** Source extract follows **

KIRSTEN McASLAN faces a tough test this weekend if she is to follow in her mother's footsteps.

The 19-year-old is one of five Scots selected by Great Britain for the European Team Championships at Gateshead next weekend. She is among six women named in the 4x400 metres relay squad, and with Olympians Christine Ohuruogu, Eilidh Child, and Shana Cox all likely starters, she is vying with Meghan Beesley and Victoria Ohuruogu, both of whom have run faster this year.

However, she races the Olympic silver medallist's sister, Victoria, at the UK Under-23 championships this weekend, and is intent on staking a strong claim. Further incentive is that the event is also the trial for next month's European Under-23 Championships in Finland.

Gateshead is Kirsten's senior Great Britain debut selection. It's the track where her mother (the former Fiona Hargreaves) made her first and only UK appearance, also in the relay. It was sandwiched between shifts as a junior house doctor at Edinburgh Royal Infirmary. "I hope this is not going to be a first and last senior appearance," said Kirsten.

Her mother's job was postponed to allow her to compete in the 1986 Commonwealth Games. When she received the GB call the following week, she needed time off. Having worked the evening before, she drove down on race day, and was back at work the next.

The team finished second, with fellow Scot Dawn Kitchen on the anchor, mum having run a commendable 52.4. That split was exactly matched by McAslan on the anchor leg for Britain at the European Under-20 Championships in 2011, when her sprawling lunge secured gold.

"I was full of lactate and just collapsed," she recalled yesterday. "That's been the highlight for me so far. I started in third, went back to fifth, but ended up first, with this girl chasing me. I did not know I'd won when I crossed the line.

"I was bitterly disappointed not to have reached the individual final, and wanted to prove myself. My relay split was the fastest of the whole final."

Her mother succeeded Linsey Macdonald as British Universities' 400m champion in 1986, and both ran in the Edinburgh Commonwealth Games. Hargreaves had been hampered by an Achilles injury, but clocked her lifetime best of 53.34 that season. It still ranks 15th in Scotland, but her daughter is now five places higher, on 53.02. Relay splits, from rolling starts, are not included.

The European Under-23 qualifying time is 53.00, and is a target this weekend. The 2014 Commonwealth qualifying is 52.40.

** End of Source extract **

Task 1 => Translate this sentence from the article on Kirsten McAslan into French: "Her mother's job was postponed to allow her to compete in the 1986 Commonwealth Games."
Task 2 => According to the article on Kirsten McAslan, why is she not assured of running in the 4x400 metres relay at Gateshead? Answer in one to three sentences.

** Entries provided follows **

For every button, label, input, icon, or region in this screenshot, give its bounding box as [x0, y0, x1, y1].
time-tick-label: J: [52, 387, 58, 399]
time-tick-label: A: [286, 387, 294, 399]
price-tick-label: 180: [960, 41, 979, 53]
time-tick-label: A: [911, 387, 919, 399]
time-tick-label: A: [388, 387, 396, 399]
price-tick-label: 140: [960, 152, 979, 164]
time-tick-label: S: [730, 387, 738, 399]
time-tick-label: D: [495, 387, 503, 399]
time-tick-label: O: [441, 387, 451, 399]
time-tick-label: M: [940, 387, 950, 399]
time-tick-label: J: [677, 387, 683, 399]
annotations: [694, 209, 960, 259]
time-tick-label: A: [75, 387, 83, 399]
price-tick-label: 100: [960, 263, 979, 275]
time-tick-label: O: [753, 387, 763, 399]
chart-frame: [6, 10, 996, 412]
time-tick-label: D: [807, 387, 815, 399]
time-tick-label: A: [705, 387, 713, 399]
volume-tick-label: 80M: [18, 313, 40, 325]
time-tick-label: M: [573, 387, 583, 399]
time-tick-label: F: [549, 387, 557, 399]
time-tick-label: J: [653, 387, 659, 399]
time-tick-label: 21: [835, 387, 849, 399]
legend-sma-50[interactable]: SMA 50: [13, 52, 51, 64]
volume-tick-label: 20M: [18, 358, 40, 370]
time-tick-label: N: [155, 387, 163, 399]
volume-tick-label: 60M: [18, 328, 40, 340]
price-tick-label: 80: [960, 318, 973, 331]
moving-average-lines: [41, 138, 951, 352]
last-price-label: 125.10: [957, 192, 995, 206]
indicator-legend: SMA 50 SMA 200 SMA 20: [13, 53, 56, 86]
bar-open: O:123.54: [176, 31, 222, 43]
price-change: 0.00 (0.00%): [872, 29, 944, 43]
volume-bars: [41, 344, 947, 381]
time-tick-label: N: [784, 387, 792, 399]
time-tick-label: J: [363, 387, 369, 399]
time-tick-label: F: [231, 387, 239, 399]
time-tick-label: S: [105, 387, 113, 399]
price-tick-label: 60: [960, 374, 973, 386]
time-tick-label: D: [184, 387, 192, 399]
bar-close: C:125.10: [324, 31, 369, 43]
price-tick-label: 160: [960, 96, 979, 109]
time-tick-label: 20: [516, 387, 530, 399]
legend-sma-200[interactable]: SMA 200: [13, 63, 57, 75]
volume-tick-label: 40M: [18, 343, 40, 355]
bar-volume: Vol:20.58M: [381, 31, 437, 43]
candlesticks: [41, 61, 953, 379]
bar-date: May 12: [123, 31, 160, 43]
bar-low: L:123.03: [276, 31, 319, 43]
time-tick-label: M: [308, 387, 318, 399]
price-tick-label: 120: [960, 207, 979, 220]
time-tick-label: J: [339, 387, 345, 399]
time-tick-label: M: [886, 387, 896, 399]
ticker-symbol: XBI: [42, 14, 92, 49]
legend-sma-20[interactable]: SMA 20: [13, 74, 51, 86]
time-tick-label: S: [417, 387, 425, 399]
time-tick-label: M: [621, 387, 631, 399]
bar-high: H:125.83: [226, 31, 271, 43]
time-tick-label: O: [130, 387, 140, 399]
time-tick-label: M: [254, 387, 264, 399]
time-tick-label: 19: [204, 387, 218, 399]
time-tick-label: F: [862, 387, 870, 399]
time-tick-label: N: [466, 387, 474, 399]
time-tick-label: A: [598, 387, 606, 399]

** End of Entries provided **

Exercise solution 1 => Le poste de sa mère a été reporté pour lui permettre de participer aux Jeux du Commonwealth de 1986.

Exercise solution 2 => Olympians Christine Ohuruogu, Eilidh Child and Shana Cox are all likely starters in the six-woman squad. That leaves her vying for a place with Meghan Beesley and Victoria Ohuruogu, and both have run faster this year.